• Material:
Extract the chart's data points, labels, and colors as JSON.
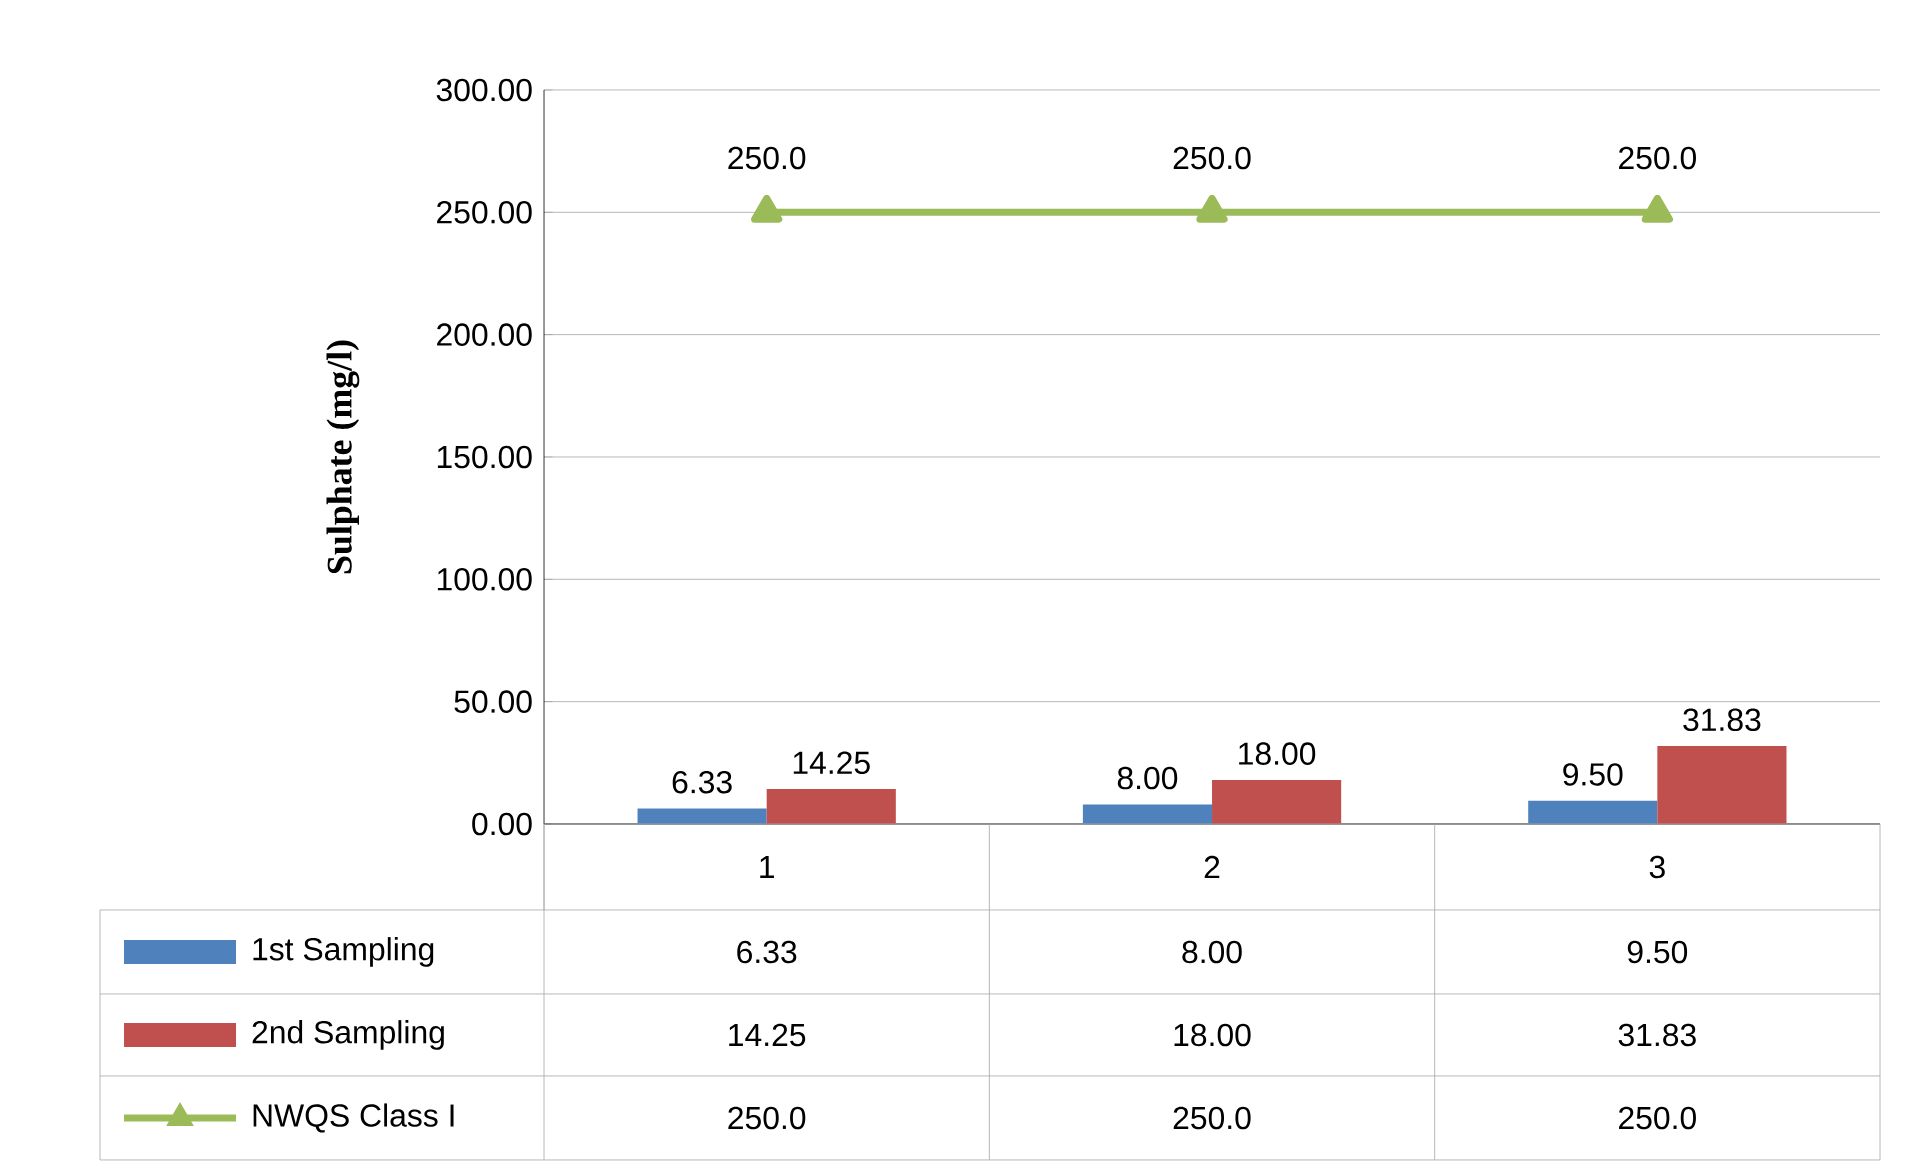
{
  "chart_data": {
    "type": "bar",
    "ylabel": "Sulphate (mg/l)",
    "categories": [
      "1",
      "2",
      "3"
    ],
    "series": [
      {
        "name": "1st Sampling",
        "color": "#4f81bd",
        "values": [
          6.33,
          8.0,
          9.5
        ],
        "value_labels": [
          "6.33",
          "8.00",
          "9.50"
        ]
      },
      {
        "name": "2nd Sampling",
        "color": "#c0504d",
        "values": [
          14.25,
          18.0,
          31.83
        ],
        "value_labels": [
          "14.25",
          "18.00",
          "31.83"
        ]
      },
      {
        "name": "NWQS Class I",
        "type": "line",
        "color": "#9bbb59",
        "marker": "triangle",
        "values": [
          250,
          250,
          250
        ],
        "value_labels": [
          "250.0",
          "250.0",
          "250.0"
        ]
      }
    ],
    "ylim": [
      0,
      300
    ],
    "yticks": [
      {
        "value": 0,
        "label": "0.00"
      },
      {
        "value": 50,
        "label": "50.00"
      },
      {
        "value": 100,
        "label": "100.00"
      },
      {
        "value": 150,
        "label": "150.00"
      },
      {
        "value": 200,
        "label": "200.00"
      },
      {
        "value": 250,
        "label": "250.00"
      },
      {
        "value": 300,
        "label": "300.00"
      }
    ],
    "grid": "y",
    "legend": "bottom"
  }
}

• Written exercise: Show the lines of the records that include the string "Sampling".

• Solution:
        "name": "1st Sampling",
        "name": "2nd Sampling",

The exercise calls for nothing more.